作業項目 1: ページ本文によると、心斎橋の交差点でひときわ目を引く純白のファサードを手掛けた建築家は誰か。
作業項目 2: ページ本文を「まるでオートクチュールドレス」という語句のある箇所から一字一句そのまま書き写し、「ワルが飾られ、クチュール精神を体現する。」まで写したら終えよ。

「ディオール(DIOR)」の新旗艦店「ハウス オブ ディオール 心斎橋」が5月21日、大阪・心斎橋の御堂筋沿いにオープンする。18日、オープンに先駆けてプレスプレビューが行われた。ブランドの美意識が隅々まで行き渡る4層の空間は、メゾンの全カテゴリーを網羅するのみならず、建築、アート、そして日本初のレストランによるガストロノミーが調和。心斎橋にとどまらない、「ディオール」の西日本における新たなランドマークと言える圧巻のスケールだ。
まるでオートクチュールドレス
優雅なファサードと彫刻
心斎橋の交差点でひときわ目を引くのは、日本人建築家・藤本壮介が手掛けた波打つような純白のファサードだ。クリスチャン・ディオールが生み出したオートクチュールドレスの優美なドレープ、重なり合う生地の質感を表現したという外観は、太陽の光を受けて柔らかく表情を変える。店内に足を踏み入れると、ピーター・マリノ設計による有機的な螺旋階段と、その中央でダイナミックにうねるアリス・アイコックの彫刻が圧倒的な存在感を放つ。壁面には、メゾンのサヴォアフェール(職人技)を象徴する純白のトワルが飾られ、クチュール精神を体現する。

提供情報:
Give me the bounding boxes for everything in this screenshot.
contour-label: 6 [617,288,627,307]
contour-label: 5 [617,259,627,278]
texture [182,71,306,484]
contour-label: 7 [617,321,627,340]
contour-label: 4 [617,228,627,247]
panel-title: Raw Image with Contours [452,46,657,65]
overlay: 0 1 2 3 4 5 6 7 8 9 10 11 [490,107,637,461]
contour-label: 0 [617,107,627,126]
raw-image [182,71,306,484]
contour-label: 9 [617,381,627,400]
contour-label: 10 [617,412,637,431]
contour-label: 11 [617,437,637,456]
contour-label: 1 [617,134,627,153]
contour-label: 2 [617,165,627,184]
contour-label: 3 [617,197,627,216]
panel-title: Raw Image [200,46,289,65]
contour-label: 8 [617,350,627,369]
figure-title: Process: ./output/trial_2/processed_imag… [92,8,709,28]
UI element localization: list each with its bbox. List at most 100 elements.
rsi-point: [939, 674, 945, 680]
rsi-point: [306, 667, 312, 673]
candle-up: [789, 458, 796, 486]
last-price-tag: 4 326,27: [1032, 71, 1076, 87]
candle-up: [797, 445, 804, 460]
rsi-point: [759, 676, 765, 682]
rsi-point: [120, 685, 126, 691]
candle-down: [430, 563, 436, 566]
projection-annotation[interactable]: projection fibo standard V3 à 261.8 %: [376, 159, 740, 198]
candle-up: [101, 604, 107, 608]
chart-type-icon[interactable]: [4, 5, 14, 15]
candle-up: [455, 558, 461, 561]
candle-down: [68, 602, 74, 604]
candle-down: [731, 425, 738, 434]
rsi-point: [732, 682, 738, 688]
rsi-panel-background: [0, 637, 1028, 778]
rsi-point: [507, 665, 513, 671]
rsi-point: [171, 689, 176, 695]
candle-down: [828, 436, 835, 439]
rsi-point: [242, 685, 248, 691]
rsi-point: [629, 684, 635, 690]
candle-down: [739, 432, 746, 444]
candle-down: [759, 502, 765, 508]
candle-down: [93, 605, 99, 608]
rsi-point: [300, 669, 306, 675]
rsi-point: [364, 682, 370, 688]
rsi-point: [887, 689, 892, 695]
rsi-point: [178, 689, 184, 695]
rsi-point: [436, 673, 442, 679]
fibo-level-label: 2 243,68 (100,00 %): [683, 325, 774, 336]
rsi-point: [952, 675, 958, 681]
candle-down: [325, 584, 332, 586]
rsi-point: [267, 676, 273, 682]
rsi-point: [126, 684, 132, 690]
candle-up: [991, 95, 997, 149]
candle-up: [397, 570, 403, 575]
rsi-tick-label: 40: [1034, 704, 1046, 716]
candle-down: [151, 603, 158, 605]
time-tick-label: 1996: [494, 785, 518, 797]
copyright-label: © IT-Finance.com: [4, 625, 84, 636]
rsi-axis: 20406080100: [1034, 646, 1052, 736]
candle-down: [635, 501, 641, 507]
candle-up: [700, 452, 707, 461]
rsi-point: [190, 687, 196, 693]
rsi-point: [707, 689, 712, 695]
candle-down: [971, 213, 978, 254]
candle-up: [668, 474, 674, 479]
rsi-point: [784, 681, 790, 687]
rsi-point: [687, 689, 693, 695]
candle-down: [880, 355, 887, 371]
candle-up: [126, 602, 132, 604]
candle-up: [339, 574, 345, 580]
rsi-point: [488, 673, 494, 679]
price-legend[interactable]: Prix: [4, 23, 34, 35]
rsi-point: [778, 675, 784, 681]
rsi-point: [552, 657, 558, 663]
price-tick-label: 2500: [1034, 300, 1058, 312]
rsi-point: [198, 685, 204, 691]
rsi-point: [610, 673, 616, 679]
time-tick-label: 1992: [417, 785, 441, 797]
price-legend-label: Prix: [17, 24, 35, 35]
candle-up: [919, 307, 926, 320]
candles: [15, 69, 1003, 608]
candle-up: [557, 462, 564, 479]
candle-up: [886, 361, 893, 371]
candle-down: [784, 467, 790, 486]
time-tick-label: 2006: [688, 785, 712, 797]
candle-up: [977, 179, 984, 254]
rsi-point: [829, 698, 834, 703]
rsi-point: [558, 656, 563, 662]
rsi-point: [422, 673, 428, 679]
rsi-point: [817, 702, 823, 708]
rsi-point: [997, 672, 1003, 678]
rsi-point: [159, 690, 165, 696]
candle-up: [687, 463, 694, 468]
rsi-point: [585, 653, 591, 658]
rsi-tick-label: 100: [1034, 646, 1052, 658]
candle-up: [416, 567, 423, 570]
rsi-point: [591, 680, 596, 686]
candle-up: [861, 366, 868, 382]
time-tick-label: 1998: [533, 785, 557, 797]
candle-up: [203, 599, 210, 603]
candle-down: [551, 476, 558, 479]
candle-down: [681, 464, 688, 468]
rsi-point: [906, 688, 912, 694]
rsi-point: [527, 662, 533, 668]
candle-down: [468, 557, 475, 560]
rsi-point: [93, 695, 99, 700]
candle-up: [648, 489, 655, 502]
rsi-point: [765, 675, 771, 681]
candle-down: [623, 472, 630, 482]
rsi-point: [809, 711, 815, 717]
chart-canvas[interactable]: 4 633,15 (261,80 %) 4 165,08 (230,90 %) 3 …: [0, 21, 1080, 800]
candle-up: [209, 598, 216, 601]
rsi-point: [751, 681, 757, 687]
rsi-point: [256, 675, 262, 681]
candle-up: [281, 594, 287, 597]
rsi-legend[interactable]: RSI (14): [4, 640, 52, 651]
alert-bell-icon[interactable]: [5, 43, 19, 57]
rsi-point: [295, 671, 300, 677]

出力 1: 藤本壮介

出力 2:
まるでオートクチュールドレス
優雅なファサードと彫刻
心斎橋の交差点でひときわ目を引くのは、日本人建築家・藤本壮介が手掛けた波打つような純白のファサードだ。クリスチャン・ディオールが生み出したオートクチュールドレスの優美なドレープ、重なり合う生地の質感を表現したという外観は、太陽の光を受けて柔らかく表情を変える。店内に足を踏み入れると、ピーター・マリノ設計による有機的な螺旋階段と、その中央でダイナミックにうねるアリス・アイコックの彫刻が圧倒的な存在感を放つ。壁面には、メゾンのサヴォアフェール(職人技)を象徴する純白のトワルが飾られ、クチュール精神を体現する。